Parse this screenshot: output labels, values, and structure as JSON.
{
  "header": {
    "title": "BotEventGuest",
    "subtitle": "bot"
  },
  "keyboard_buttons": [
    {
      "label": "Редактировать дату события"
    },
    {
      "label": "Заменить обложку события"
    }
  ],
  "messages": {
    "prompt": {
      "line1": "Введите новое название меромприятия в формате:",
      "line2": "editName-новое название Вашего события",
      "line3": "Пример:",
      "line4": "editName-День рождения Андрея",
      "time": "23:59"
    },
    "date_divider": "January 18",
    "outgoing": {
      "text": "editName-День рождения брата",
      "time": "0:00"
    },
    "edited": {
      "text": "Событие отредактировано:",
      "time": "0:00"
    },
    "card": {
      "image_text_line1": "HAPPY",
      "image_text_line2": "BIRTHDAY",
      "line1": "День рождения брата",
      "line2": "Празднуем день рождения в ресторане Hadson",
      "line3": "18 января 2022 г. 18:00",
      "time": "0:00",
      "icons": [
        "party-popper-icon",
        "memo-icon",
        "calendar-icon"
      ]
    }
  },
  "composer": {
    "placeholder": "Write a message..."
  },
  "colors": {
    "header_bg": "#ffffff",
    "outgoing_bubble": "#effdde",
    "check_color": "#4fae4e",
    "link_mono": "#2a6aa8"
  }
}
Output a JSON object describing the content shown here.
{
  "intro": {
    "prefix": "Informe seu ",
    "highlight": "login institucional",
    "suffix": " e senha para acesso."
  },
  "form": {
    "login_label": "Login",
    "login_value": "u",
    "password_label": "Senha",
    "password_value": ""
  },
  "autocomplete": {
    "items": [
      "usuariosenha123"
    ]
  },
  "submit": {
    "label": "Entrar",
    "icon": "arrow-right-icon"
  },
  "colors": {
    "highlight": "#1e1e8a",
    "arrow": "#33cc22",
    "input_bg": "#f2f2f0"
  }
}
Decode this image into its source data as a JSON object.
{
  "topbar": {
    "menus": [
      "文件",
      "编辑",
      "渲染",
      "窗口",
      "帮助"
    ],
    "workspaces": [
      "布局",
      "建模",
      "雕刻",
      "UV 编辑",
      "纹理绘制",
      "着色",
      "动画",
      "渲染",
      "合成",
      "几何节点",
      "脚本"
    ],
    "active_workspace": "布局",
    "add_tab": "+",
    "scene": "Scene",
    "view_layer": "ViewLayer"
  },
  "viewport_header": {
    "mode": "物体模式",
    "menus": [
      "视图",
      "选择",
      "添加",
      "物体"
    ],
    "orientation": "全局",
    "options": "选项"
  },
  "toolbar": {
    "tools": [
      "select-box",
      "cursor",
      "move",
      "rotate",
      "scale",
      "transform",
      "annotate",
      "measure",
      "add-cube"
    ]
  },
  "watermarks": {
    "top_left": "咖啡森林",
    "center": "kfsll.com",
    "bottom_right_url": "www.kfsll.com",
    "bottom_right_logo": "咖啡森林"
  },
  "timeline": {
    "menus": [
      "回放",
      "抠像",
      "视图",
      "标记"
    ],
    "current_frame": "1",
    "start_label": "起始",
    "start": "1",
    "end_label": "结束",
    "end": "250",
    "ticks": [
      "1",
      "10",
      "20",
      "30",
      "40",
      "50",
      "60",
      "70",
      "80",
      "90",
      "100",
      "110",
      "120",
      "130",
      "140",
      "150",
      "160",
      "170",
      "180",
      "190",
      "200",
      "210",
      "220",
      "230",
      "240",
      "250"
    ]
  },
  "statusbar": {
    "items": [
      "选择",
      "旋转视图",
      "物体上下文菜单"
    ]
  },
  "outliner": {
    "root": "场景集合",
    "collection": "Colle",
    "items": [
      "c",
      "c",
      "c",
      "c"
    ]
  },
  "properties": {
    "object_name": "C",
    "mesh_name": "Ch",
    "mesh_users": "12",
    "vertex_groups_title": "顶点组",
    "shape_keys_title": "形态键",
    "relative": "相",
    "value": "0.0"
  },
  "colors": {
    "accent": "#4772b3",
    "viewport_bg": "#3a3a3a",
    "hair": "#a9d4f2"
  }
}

◆ ◆ ◆

__What needs to be done__.
Print all of the data exactly as it was given.

__Full output__.
Parse this screenshot: output labels, values, and structure as JSON.
{
  "header": {
    "title": "BotEventGuest",
    "subtitle": "bot"
  },
  "keyboard_buttons": [
    {
      "label": "Редактировать дату события"
    },
    {
      "label": "Заменить обложку события"
    }
  ],
  "messages": {
    "prompt": {
      "line1": "Введите новое название меромприятия в формате:",
      "line2": "editName-новое название Вашего события",
      "line3": "Пример:",
      "line4": "editName-День рождения Андрея",
      "time": "23:59"
    },
    "date_divider": "January 18",
    "outgoing": {
      "text": "editName-День рождения брата",
      "time": "0:00"
    },
    "edited": {
      "text": "Событие отредактировано:",
      "time": "0:00"
    },
    "card": {
      "image_text_line1": "HAPPY",
      "image_text_line2": "BIRTHDAY",
      "line1": "День рождения брата",
      "line2": "Празднуем день рождения в ресторане Hadson",
      "line3": "18 января 2022 г. 18:00",
      "time": "0:00",
      "icons": [
        "party-popper-icon",
        "memo-icon",
        "calendar-icon"
      ]
    }
  },
  "composer": {
    "placeholder": "Write a message..."
  },
  "colors": {
    "header_bg": "#ffffff",
    "outgoing_bubble": "#effdde",
    "check_color": "#4fae4e",
    "link_mono": "#2a6aa8"
  }
}
Output a JSON object describing the content shown here.
{
  "intro": {
    "prefix": "Informe seu ",
    "highlight": "login institucional",
    "suffix": " e senha para acesso."
  },
  "form": {
    "login_label": "Login",
    "login_value": "u",
    "password_label": "Senha",
    "password_value": ""
  },
  "autocomplete": {
    "items": [
      "usuariosenha123"
    ]
  },
  "submit": {
    "label": "Entrar",
    "icon": "arrow-right-icon"
  },
  "colors": {
    "highlight": "#1e1e8a",
    "arrow": "#33cc22",
    "input_bg": "#f2f2f0"
  }
}
Decode this image into its source data as a JSON object.
{
  "topbar": {
    "menus": [
      "文件",
      "编辑",
      "渲染",
      "窗口",
      "帮助"
    ],
    "workspaces": [
      "布局",
      "建模",
      "雕刻",
      "UV 编辑",
      "纹理绘制",
      "着色",
      "动画",
      "渲染",
      "合成",
      "几何节点",
      "脚本"
    ],
    "active_workspace": "布局",
    "add_tab": "+",
    "scene": "Scene",
    "view_layer": "ViewLayer"
  },
  "viewport_header": {
    "mode": "物体模式",
    "menus": [
      "视图",
      "选择",
      "添加",
      "物体"
    ],
    "orientation": "全局",
    "options": "选项"
  },
  "toolbar": {
    "tools": [
      "select-box",
      "cursor",
      "move",
      "rotate",
      "scale",
      "transform",
      "annotate",
      "measure",
      "add-cube"
    ]
  },
  "watermarks": {
    "top_left": "咖啡森林",
    "center": "kfsll.com",
    "bottom_right_url": "www.kfsll.com",
    "bottom_right_logo": "咖啡森林"
  },
  "timeline": {
    "menus": [
      "回放",
      "抠像",
      "视图",
      "标记"
    ],
    "current_frame": "1",
    "start_label": "起始",
    "start": "1",
    "end_label": "结束",
    "end": "250",
    "ticks": [
      "1",
      "10",
      "20",
      "30",
      "40",
      "50",
      "60",
      "70",
      "80",
      "90",
      "100",
      "110",
      "120",
      "130",
      "140",
      "150",
      "160",
      "170",
      "180",
      "190",
      "200",
      "210",
      "220",
      "230",
      "240",
      "250"
    ]
  },
  "statusbar": {
    "items": [
      "选择",
      "旋转视图",
      "物体上下文菜单"
    ]
  },
  "outliner": {
    "root": "场景集合",
    "collection": "Colle",
    "items": [
      "c",
      "c",
      "c",
      "c"
    ]
  },
  "properties": {
    "object_name": "C",
    "mesh_name": "Ch",
    "mesh_users": "12",
    "vertex_groups_title": "顶点组",
    "shape_keys_title": "形态键",
    "relative": "相",
    "value": "0.0"
  },
  "colors": {
    "accent": "#4772b3",
    "viewport_bg": "#3a3a3a",
    "hair": "#a9d4f2"
  }
}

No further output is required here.